_Complétez ce qui suit_:
1: D'après le texte sur la méthode Jean-Pierre Beltoise, combien de stagiaires un instructeur encadre-t-il au maximum ?
2: Énumérez les parties majeures du stage que présente le texte sur la méthode Jean-Pierre Beltoise.
3: Recopiez mot pour mot le passage du texte sur la méthode Jean-Pierre Beltoise qui va de "Du coup, ce" à "une attention privilégiée.", ces deux extraits compris.

_Texte donné_:
○ ○ ○ ○ ○ ○ ○

Méthode Jean-Pierre Beltoise

Un stage de perfectionnement moto post-permis, basé sur la prise de conscience du risque

En marge des stages de pilotage, quelques stages post-permis se partagent un marché étroit. Connu pour la voiture mais moins connu du grand public pour la moto que les stages AFDM ou Team Media, Jean-Pierre Beltoise propose également sa méthode "Conduire Juste" pour un stage d'une journée. Pour qui et quel besoin ? Pour le savoir, il faut le vivre... Essai et reportage...

Une méthode basée sur le comportement

Le stage se situe sur le circuit Jean-Pierre Beltoise, du côté de Trappes, en région parisienne. Le rendez-vous est donné à 9h, à moto ou... en voiture. Car ici, tout est fournis : équipement (casque, blouson et pantalon) ET moto ! ou scooter... puisque les stages ont lieu, au choix, sur 125, scooter ou gros cube. Le stage - créé par les pilotes Jean-Pierre Beltoise et Vincent Eisen en 1999 - peut commencer.

Stage Conduite Juste moto

Jean-Pierre Beltoise a apporté au monde moto une certaine philosophie de la conduite, jusqu'à alors appliquée à la voiture. Mais le concept reste identique : "Conduire Juste". Le moniteur l'annonce : on n'est pas ici pour du pilotage, mais pour analyser, imaginer, anticiper, adapter sa conduite... bref, c'est d'abord une histoire de comportement, même si la technique est également largement revue : position du corps, maniabilité, regard, utilisation des freins, rappel de gaz au rétrogradage, trajectoire...

Loin des stages avec un instructeur pour 10 voire 20 stagiaires, les stages se font ici en petit comité : 1 instructeur pour 3 stagiaires maximum, avec 6 stagiaires maximum par stage (et 2 instructeurs dans ce cas-là).

Du coup, ce stage est idéal pour sensibiliser la population de motards et de scootéristes aux risques du deux-roues avec un mélange de théorie et de pratique avec une attention privilégiée.

Au final le stage présenté se subdivise en 4 parties majeures :

  • Préparer la conduite
  • Voir
  • Prévoir
  • Anticiper

Gaz !

○ ○ ○ ○ ○ ○ ○

_Matériel fourni_:
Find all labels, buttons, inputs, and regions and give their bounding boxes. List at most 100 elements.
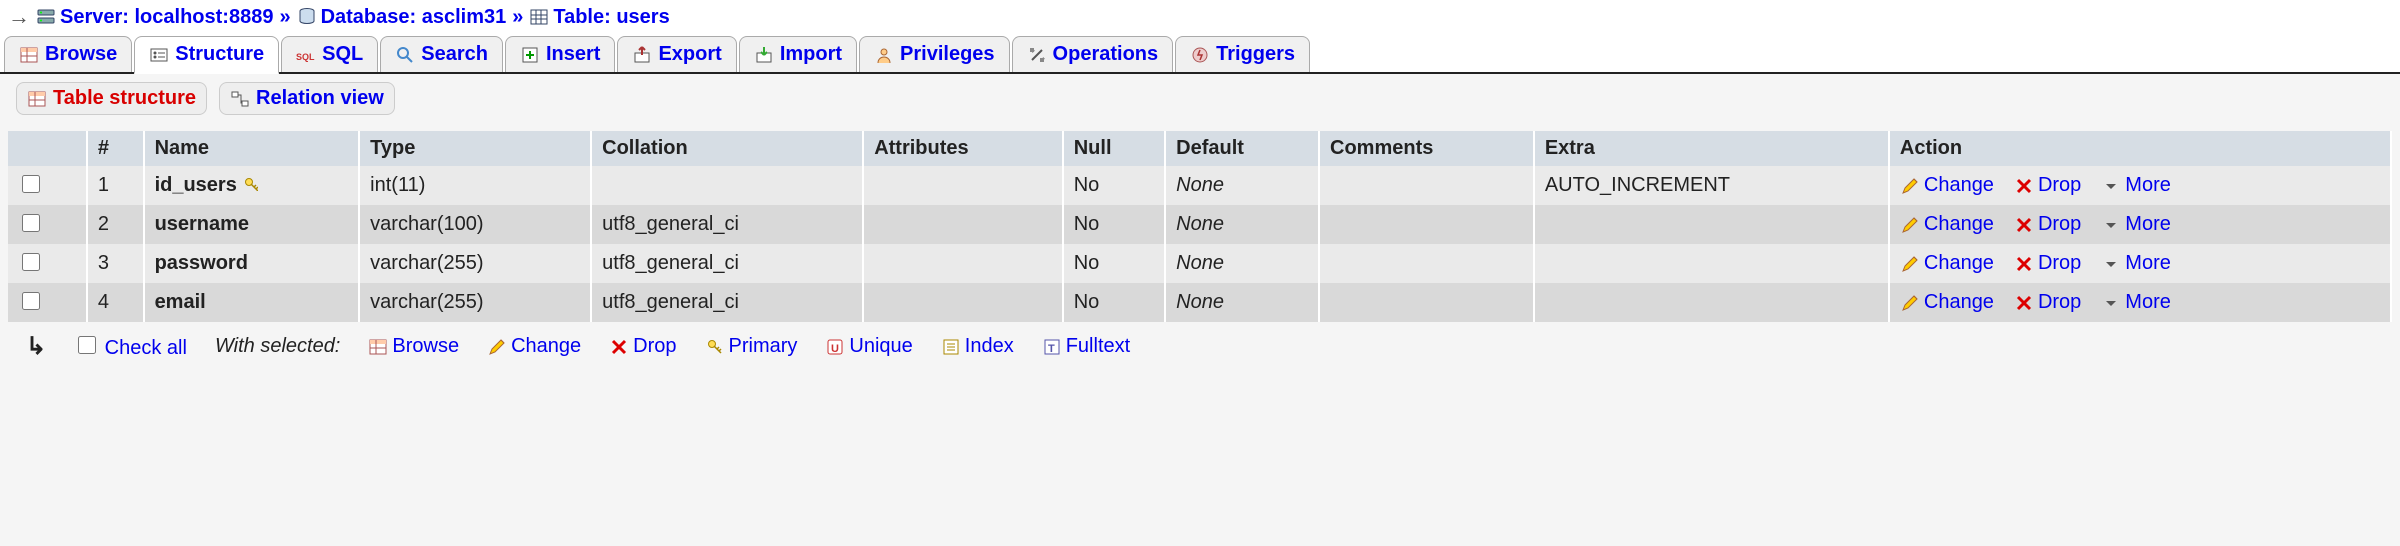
cell-null: No xyxy=(1063,283,1165,322)
check-all-label[interactable]: Check all xyxy=(105,337,187,359)
cell-name: password xyxy=(144,244,360,283)
cell-attributes xyxy=(863,283,1063,322)
cell-name: username xyxy=(144,205,360,244)
bulk-change[interactable]: Change xyxy=(487,335,581,358)
cell-collation: utf8_general_ci xyxy=(591,244,863,283)
row-checkbox[interactable] xyxy=(22,214,40,232)
relation-icon xyxy=(230,89,250,109)
cell-comments xyxy=(1319,205,1534,244)
table-icon xyxy=(529,7,549,27)
bulk-unique-label: Unique xyxy=(849,335,912,358)
action-drop[interactable]: Drop xyxy=(2014,252,2081,275)
cell-name: email xyxy=(144,283,360,322)
check-all-checkbox[interactable] xyxy=(78,336,96,354)
tab-operations[interactable]: Operations xyxy=(1012,36,1174,72)
action-change[interactable]: Change xyxy=(1900,291,1994,314)
tab-export[interactable]: Export xyxy=(617,36,736,72)
bulk-change-label: Change xyxy=(511,335,581,358)
bulk-fulltext[interactable]: Fulltext xyxy=(1042,335,1130,358)
tab-search[interactable]: Search xyxy=(380,36,503,72)
privileges-icon xyxy=(874,45,894,65)
action-change[interactable]: Change xyxy=(1900,174,1994,197)
cell-default: None xyxy=(1165,244,1319,283)
chevron-down-icon xyxy=(2101,176,2121,196)
tab-sql[interactable]: SQL xyxy=(281,36,378,72)
breadcrumb-table[interactable]: Table: users xyxy=(529,6,669,29)
action-drop[interactable]: Drop xyxy=(2014,213,2081,236)
bulk-primary[interactable]: Primary xyxy=(705,335,798,358)
table-row: 2username varchar(100)utf8_general_ciNoN… xyxy=(8,205,2391,244)
tab-search-label: Search xyxy=(421,43,488,66)
x-icon xyxy=(2014,215,2034,235)
pencil-icon xyxy=(1900,254,1920,274)
bulk-unique[interactable]: Unique xyxy=(825,335,912,358)
tab-privileges[interactable]: Privileges xyxy=(859,36,1010,72)
cell-collation: utf8_general_ci xyxy=(591,283,863,322)
row-checkbox[interactable] xyxy=(22,292,40,310)
breadcrumb: → Server: localhost:8889 » Database: asc… xyxy=(0,0,2400,34)
breadcrumb-database[interactable]: Database: asclim31 xyxy=(297,6,507,29)
action-more[interactable]: More xyxy=(2101,213,2171,236)
subtab-relation-view[interactable]: Relation view xyxy=(219,82,395,115)
cell-extra: AUTO_INCREMENT xyxy=(1534,166,1889,205)
cell-extra xyxy=(1534,283,1889,322)
row-checkbox[interactable] xyxy=(22,253,40,271)
cell-default: None xyxy=(1165,205,1319,244)
row-checkbox[interactable] xyxy=(22,175,40,193)
bulk-browse[interactable]: Browse xyxy=(368,335,459,358)
search-icon xyxy=(395,45,415,65)
cell-comments xyxy=(1319,166,1534,205)
import-icon xyxy=(754,45,774,65)
col-attributes: Attributes xyxy=(863,131,1063,166)
insert-icon xyxy=(520,45,540,65)
fulltext-icon xyxy=(1042,337,1062,357)
key-icon xyxy=(242,175,258,191)
cell-null: No xyxy=(1063,205,1165,244)
cell-extra xyxy=(1534,205,1889,244)
bulk-drop[interactable]: Drop xyxy=(609,335,676,358)
arrow-up-icon: ↳ xyxy=(16,332,46,361)
pencil-icon xyxy=(1900,215,1920,235)
tab-browse[interactable]: Browse xyxy=(4,36,132,72)
action-more[interactable]: More xyxy=(2101,291,2171,314)
action-more[interactable]: More xyxy=(2101,252,2171,275)
chevron-down-icon xyxy=(2101,293,2121,313)
bulk-browse-label: Browse xyxy=(392,335,459,358)
bulk-fulltext-label: Fulltext xyxy=(1066,335,1130,358)
cell-type: varchar(100) xyxy=(359,205,591,244)
action-change[interactable]: Change xyxy=(1900,252,1994,275)
index-icon xyxy=(941,337,961,357)
main-tabs: Browse Structure SQL Search Insert Expor… xyxy=(0,34,2400,74)
action-drop[interactable]: Drop xyxy=(2014,291,2081,314)
action-change[interactable]: Change xyxy=(1900,213,1994,236)
tab-structure[interactable]: Structure xyxy=(134,36,279,74)
tab-import[interactable]: Import xyxy=(739,36,857,72)
table-structure-icon xyxy=(27,89,47,109)
browse-icon xyxy=(368,337,388,357)
cell-attributes xyxy=(863,205,1063,244)
bulk-actions: ↳ Check all With selected: Browse Change… xyxy=(0,326,2400,367)
cell-action: Change Drop More xyxy=(1889,244,2391,283)
breadcrumb-table-label: Table: users xyxy=(553,6,669,29)
action-drop[interactable]: Drop xyxy=(2014,174,2081,197)
nav-back-icon[interactable]: → xyxy=(8,4,30,30)
tab-structure-label: Structure xyxy=(175,43,264,66)
tab-insert[interactable]: Insert xyxy=(505,36,615,72)
key-icon xyxy=(705,337,725,357)
check-all[interactable]: Check all xyxy=(74,333,187,360)
triggers-icon xyxy=(1190,45,1210,65)
cell-action: Change Drop More xyxy=(1889,205,2391,244)
tab-browse-label: Browse xyxy=(45,43,117,66)
tab-triggers[interactable]: Triggers xyxy=(1175,36,1310,72)
cell-null: No xyxy=(1063,166,1165,205)
cell-collation xyxy=(591,166,863,205)
subtab-table-structure-label: Table structure xyxy=(53,87,196,110)
col-action: Action xyxy=(1889,131,2391,166)
cell-num: 4 xyxy=(87,283,144,322)
breadcrumb-server[interactable]: Server: localhost:8889 xyxy=(36,6,273,29)
subtab-table-structure[interactable]: Table structure xyxy=(16,82,207,115)
action-more[interactable]: More xyxy=(2101,174,2171,197)
bulk-drop-label: Drop xyxy=(633,335,676,358)
cell-type: varchar(255) xyxy=(359,244,591,283)
bulk-index[interactable]: Index xyxy=(941,335,1014,358)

○ ○ ○ ○ ○ ○ ○

_Corrigé par exercice_:
1: Trois stagiaires au maximum.

2:
- Préparer la conduite
- Voir
- Prévoir
- Anticiper

3:
Du coup, ce stage est idéal pour sensibiliser la population de motards et de scootéristes aux risques du deux-roues avec un mélange de théorie et de pratique avec une attention privilégiée.